═════ THE INPUT ═════

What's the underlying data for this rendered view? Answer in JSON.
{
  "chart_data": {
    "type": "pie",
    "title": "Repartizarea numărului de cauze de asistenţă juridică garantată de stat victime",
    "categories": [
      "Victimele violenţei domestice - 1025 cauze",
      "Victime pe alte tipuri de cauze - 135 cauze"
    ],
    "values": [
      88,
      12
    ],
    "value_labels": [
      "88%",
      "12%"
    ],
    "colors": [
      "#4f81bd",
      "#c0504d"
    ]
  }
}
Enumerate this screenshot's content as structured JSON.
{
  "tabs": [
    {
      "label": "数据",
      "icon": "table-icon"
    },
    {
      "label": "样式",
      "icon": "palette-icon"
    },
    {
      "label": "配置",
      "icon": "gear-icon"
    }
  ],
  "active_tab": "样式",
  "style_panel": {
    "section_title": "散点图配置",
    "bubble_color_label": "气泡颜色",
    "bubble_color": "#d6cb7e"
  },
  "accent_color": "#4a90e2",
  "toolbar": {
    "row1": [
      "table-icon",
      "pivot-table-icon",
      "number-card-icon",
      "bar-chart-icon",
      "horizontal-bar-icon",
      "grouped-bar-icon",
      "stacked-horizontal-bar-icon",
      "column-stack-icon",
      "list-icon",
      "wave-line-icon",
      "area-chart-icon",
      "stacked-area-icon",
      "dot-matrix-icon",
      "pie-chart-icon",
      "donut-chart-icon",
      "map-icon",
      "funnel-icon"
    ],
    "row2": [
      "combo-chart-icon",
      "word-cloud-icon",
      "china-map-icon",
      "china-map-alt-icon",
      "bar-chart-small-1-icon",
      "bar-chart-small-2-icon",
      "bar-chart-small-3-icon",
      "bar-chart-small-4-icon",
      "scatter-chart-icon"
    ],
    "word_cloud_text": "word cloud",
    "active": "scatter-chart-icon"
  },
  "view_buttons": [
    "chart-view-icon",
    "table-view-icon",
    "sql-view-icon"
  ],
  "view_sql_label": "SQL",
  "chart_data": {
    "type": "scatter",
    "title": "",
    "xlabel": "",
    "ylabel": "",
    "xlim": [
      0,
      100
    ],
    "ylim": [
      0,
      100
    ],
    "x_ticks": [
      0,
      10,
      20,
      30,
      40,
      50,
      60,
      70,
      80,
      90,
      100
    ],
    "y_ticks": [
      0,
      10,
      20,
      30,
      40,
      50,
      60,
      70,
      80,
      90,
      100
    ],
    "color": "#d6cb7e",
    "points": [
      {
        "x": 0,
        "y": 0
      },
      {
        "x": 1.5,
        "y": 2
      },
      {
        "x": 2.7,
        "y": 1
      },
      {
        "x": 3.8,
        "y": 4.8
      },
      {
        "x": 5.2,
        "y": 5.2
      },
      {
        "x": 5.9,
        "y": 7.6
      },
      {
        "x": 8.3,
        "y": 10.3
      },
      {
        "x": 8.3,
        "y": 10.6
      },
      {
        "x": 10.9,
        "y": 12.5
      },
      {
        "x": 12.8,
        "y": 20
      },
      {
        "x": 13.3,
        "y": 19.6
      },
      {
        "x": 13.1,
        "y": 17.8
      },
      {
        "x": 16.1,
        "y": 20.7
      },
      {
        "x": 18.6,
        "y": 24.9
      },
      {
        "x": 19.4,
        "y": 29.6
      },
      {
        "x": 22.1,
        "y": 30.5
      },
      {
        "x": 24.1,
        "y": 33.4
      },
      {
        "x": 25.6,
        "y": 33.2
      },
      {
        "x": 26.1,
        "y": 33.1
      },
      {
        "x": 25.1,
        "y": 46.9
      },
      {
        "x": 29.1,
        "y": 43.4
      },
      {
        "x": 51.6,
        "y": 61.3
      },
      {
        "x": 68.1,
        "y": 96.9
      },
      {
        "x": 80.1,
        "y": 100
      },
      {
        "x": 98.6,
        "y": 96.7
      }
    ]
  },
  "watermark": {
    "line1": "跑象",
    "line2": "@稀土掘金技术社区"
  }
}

═════

#### [EXERCISE INSTRUCTIONS]
Extract each record, keeping it identical to the original.

#### [THE RESPONSE]
What's the underlying data for this rendered view? Answer in JSON.
{
  "chart_data": {
    "type": "pie",
    "title": "Repartizarea numărului de cauze de asistenţă juridică garantată de stat victime",
    "categories": [
      "Victimele violenţei domestice - 1025 cauze",
      "Victime pe alte tipuri de cauze - 135 cauze"
    ],
    "values": [
      88,
      12
    ],
    "value_labels": [
      "88%",
      "12%"
    ],
    "colors": [
      "#4f81bd",
      "#c0504d"
    ]
  }
}
Enumerate this screenshot's content as structured JSON.
{
  "tabs": [
    {
      "label": "数据",
      "icon": "table-icon"
    },
    {
      "label": "样式",
      "icon": "palette-icon"
    },
    {
      "label": "配置",
      "icon": "gear-icon"
    }
  ],
  "active_tab": "样式",
  "style_panel": {
    "section_title": "散点图配置",
    "bubble_color_label": "气泡颜色",
    "bubble_color": "#d6cb7e"
  },
  "accent_color": "#4a90e2",
  "toolbar": {
    "row1": [
      "table-icon",
      "pivot-table-icon",
      "number-card-icon",
      "bar-chart-icon",
      "horizontal-bar-icon",
      "grouped-bar-icon",
      "stacked-horizontal-bar-icon",
      "column-stack-icon",
      "list-icon",
      "wave-line-icon",
      "area-chart-icon",
      "stacked-area-icon",
      "dot-matrix-icon",
      "pie-chart-icon",
      "donut-chart-icon",
      "map-icon",
      "funnel-icon"
    ],
    "row2": [
      "combo-chart-icon",
      "word-cloud-icon",
      "china-map-icon",
      "china-map-alt-icon",
      "bar-chart-small-1-icon",
      "bar-chart-small-2-icon",
      "bar-chart-small-3-icon",
      "bar-chart-small-4-icon",
      "scatter-chart-icon"
    ],
    "word_cloud_text": "word cloud",
    "active": "scatter-chart-icon"
  },
  "view_buttons": [
    "chart-view-icon",
    "table-view-icon",
    "sql-view-icon"
  ],
  "view_sql_label": "SQL",
  "chart_data": {
    "type": "scatter",
    "title": "",
    "xlabel": "",
    "ylabel": "",
    "xlim": [
      0,
      100
    ],
    "ylim": [
      0,
      100
    ],
    "x_ticks": [
      0,
      10,
      20,
      30,
      40,
      50,
      60,
      70,
      80,
      90,
      100
    ],
    "y_ticks": [
      0,
      10,
      20,
      30,
      40,
      50,
      60,
      70,
      80,
      90,
      100
    ],
    "color": "#d6cb7e",
    "points": [
      {
        "x": 0,
        "y": 0
      },
      {
        "x": 1.5,
        "y": 2
      },
      {
        "x": 2.7,
        "y": 1
      },
      {
        "x": 3.8,
        "y": 4.8
      },
      {
        "x": 5.2,
        "y": 5.2
      },
      {
        "x": 5.9,
        "y": 7.6
      },
      {
        "x": 8.3,
        "y": 10.3
      },
      {
        "x": 8.3,
        "y": 10.6
      },
      {
        "x": 10.9,
        "y": 12.5
      },
      {
        "x": 12.8,
        "y": 20
      },
      {
        "x": 13.3,
        "y": 19.6
      },
      {
        "x": 13.1,
        "y": 17.8
      },
      {
        "x": 16.1,
        "y": 20.7
      },
      {
        "x": 18.6,
        "y": 24.9
      },
      {
        "x": 19.4,
        "y": 29.6
      },
      {
        "x": 22.1,
        "y": 30.5
      },
      {
        "x": 24.1,
        "y": 33.4
      },
      {
        "x": 25.6,
        "y": 33.2
      },
      {
        "x": 26.1,
        "y": 33.1
      },
      {
        "x": 25.1,
        "y": 46.9
      },
      {
        "x": 29.1,
        "y": 43.4
      },
      {
        "x": 51.6,
        "y": 61.3
      },
      {
        "x": 68.1,
        "y": 96.9
      },
      {
        "x": 80.1,
        "y": 100
      },
      {
        "x": 98.6,
        "y": 96.7
      }
    ]
  },
  "watermark": {
    "line1": "跑象",
    "line2": "@稀土掘金技术社区"
  }
}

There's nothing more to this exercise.